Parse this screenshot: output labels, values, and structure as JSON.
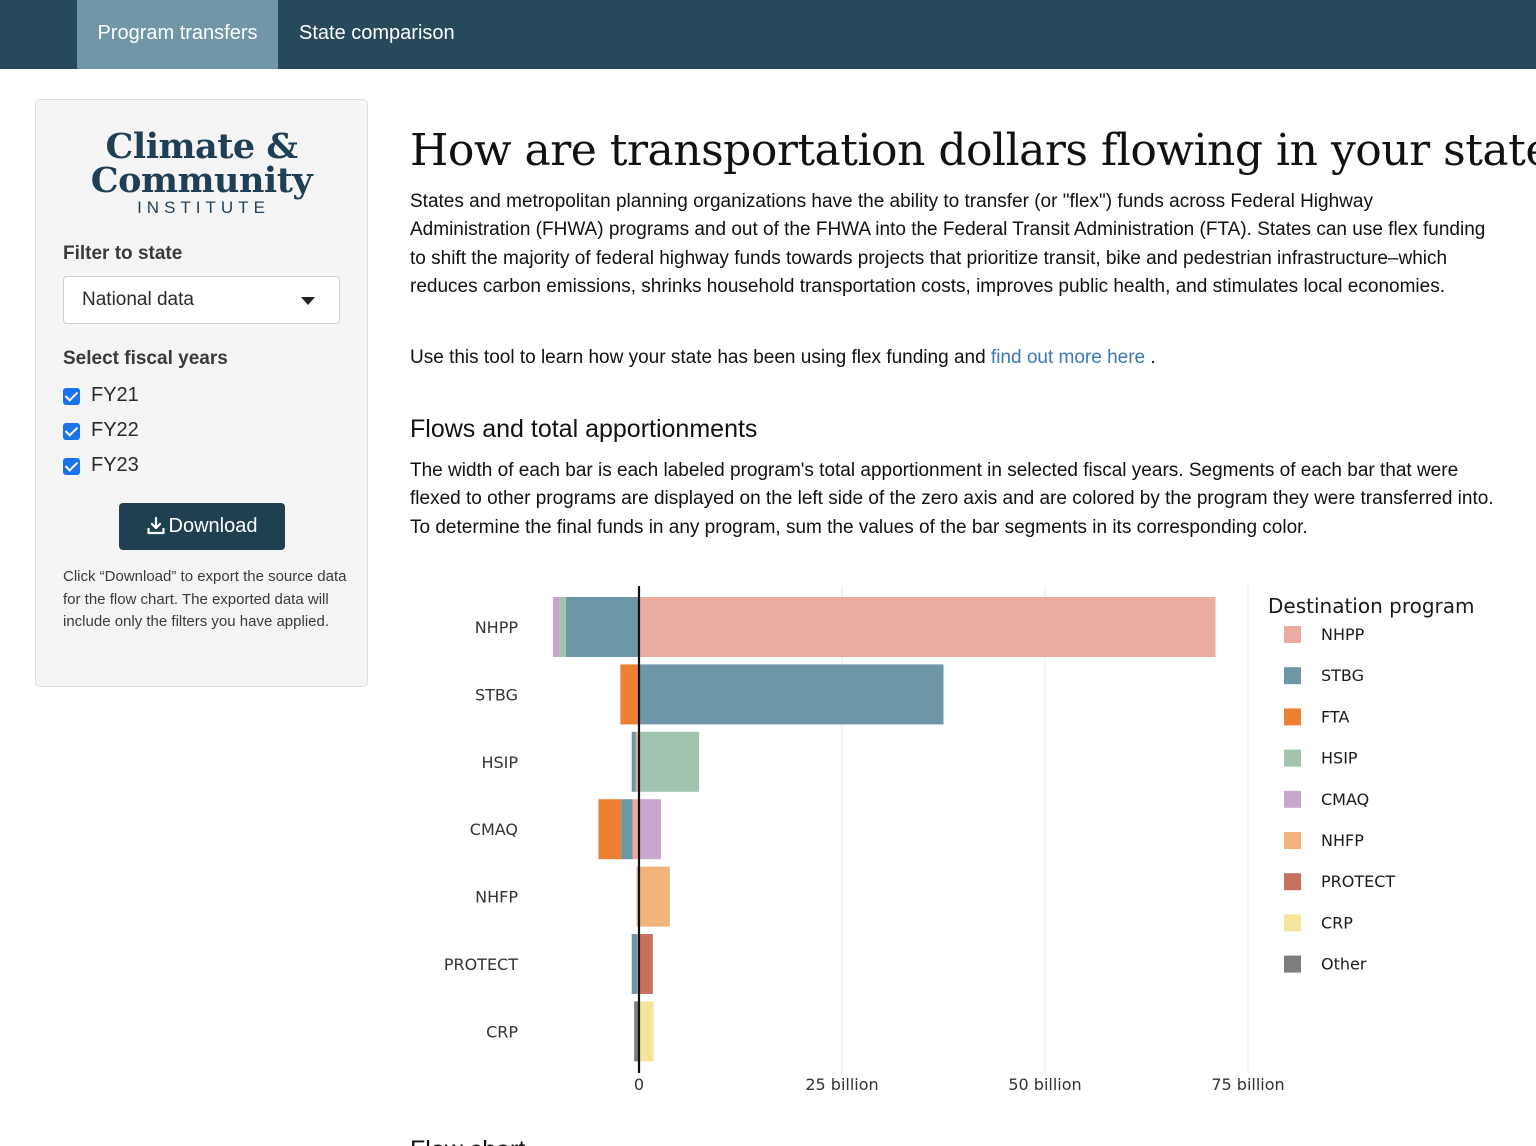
{
  "nav": {
    "tabs": [
      {
        "label": "Program transfers",
        "active": true
      },
      {
        "label": "State comparison",
        "active": false
      }
    ]
  },
  "sidebar": {
    "logo": {
      "line1": "Climate &",
      "line2": "Community",
      "line3": "INSTITUTE"
    },
    "filter_label": "Filter to state",
    "state_select": {
      "value": "National data"
    },
    "years_label": "Select fiscal years",
    "years": [
      {
        "label": "FY21",
        "checked": true
      },
      {
        "label": "FY22",
        "checked": true
      },
      {
        "label": "FY23",
        "checked": true
      }
    ],
    "download_label": "Download",
    "help_text": "Click “Download” to export the source data for the flow chart. The exported data will include only the filters you have applied."
  },
  "main": {
    "title": "How are transportation dollars flowing in your state?",
    "intro": "States and metropolitan planning organizations have the ability to transfer (or \"flex\") funds across Federal Highway Administration (FHWA) programs and out of the FHWA into the Federal Transit Administration (FTA). States can use flex funding to shift the majority of federal highway funds towards projects that prioritize transit, bike and pedestrian infrastructure–which reduces carbon emissions, shrinks household transportation costs, improves public health, and stimulates local economies.",
    "tool_text": "Use this tool to learn how your state has been using flex funding and",
    "tool_link": "find out more here",
    "tool_end": ".",
    "section_title": "Flows and total apportionments",
    "section_desc": "The width of each bar is each labeled program's total apportionment in selected fiscal years. Segments of each bar that were flexed to other programs are displayed on the left side of the zero axis and are colored by the program they were transferred into. To determine the final funds in any program, sum the values of the bar segments in its corresponding color.",
    "next_heading": "Flow chart"
  },
  "colors": {
    "NHPP": "#eaaca1",
    "STBG": "#6d96a6",
    "FTA": "#ee8035",
    "HSIP": "#a1c4ae",
    "CMAQ": "#c9a6cc",
    "NHFP": "#f0b47a",
    "PROTECT": "#c86f5e",
    "CRP": "#f5e59a",
    "Other": "#7d7d7d"
  },
  "chart_data": {
    "type": "bar",
    "orientation": "horizontal",
    "stacked": true,
    "categories": [
      "NHPP",
      "STBG",
      "HSIP",
      "CMAQ",
      "NHFP",
      "PROTECT",
      "CRP"
    ],
    "xlim": [
      -11,
      80
    ],
    "x_unit": "billion",
    "x_ticks": [
      {
        "value": 0,
        "label": "0"
      },
      {
        "value": 25,
        "label": "25 billion"
      },
      {
        "value": 50,
        "label": "50 billion"
      },
      {
        "value": 75,
        "label": "75 billion"
      }
    ],
    "grid": "vertical",
    "legend_title": "Destination program",
    "legend_position": "right",
    "legend_items": [
      "NHPP",
      "STBG",
      "FTA",
      "HSIP",
      "CMAQ",
      "NHFP",
      "PROTECT",
      "CRP",
      "Other"
    ],
    "bars": [
      {
        "category": "NHPP",
        "segments": [
          {
            "program": "STBG",
            "value": -9.0
          },
          {
            "program": "HSIP",
            "value": -0.8
          },
          {
            "program": "CMAQ",
            "value": -0.8
          },
          {
            "program": "NHPP",
            "value": 71.0
          }
        ]
      },
      {
        "category": "STBG",
        "segments": [
          {
            "program": "FTA",
            "value": -2.3
          },
          {
            "program": "STBG",
            "value": 37.5
          }
        ]
      },
      {
        "category": "HSIP",
        "segments": [
          {
            "program": "NHPP",
            "value": -0.4
          },
          {
            "program": "STBG",
            "value": -0.5
          },
          {
            "program": "HSIP",
            "value": 7.4
          }
        ]
      },
      {
        "category": "CMAQ",
        "segments": [
          {
            "program": "NHPP",
            "value": -0.8
          },
          {
            "program": "STBG",
            "value": -1.4
          },
          {
            "program": "FTA",
            "value": -2.8
          },
          {
            "program": "CMAQ",
            "value": 2.7
          }
        ]
      },
      {
        "category": "NHFP",
        "segments": [
          {
            "program": "NHPP",
            "value": -0.3
          },
          {
            "program": "NHFP",
            "value": 3.8
          }
        ]
      },
      {
        "category": "PROTECT",
        "segments": [
          {
            "program": "NHPP",
            "value": -0.2
          },
          {
            "program": "STBG",
            "value": -0.7
          },
          {
            "program": "PROTECT",
            "value": 1.7
          }
        ]
      },
      {
        "category": "CRP",
        "segments": [
          {
            "program": "Other",
            "value": -0.6
          },
          {
            "program": "CRP",
            "value": 1.8
          }
        ]
      }
    ]
  }
}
· · · · ·
PROBLEM TO WORK ON:
State the number of lines in the records that contain the string "your", and nothing more.

TASK OUTPUT:
2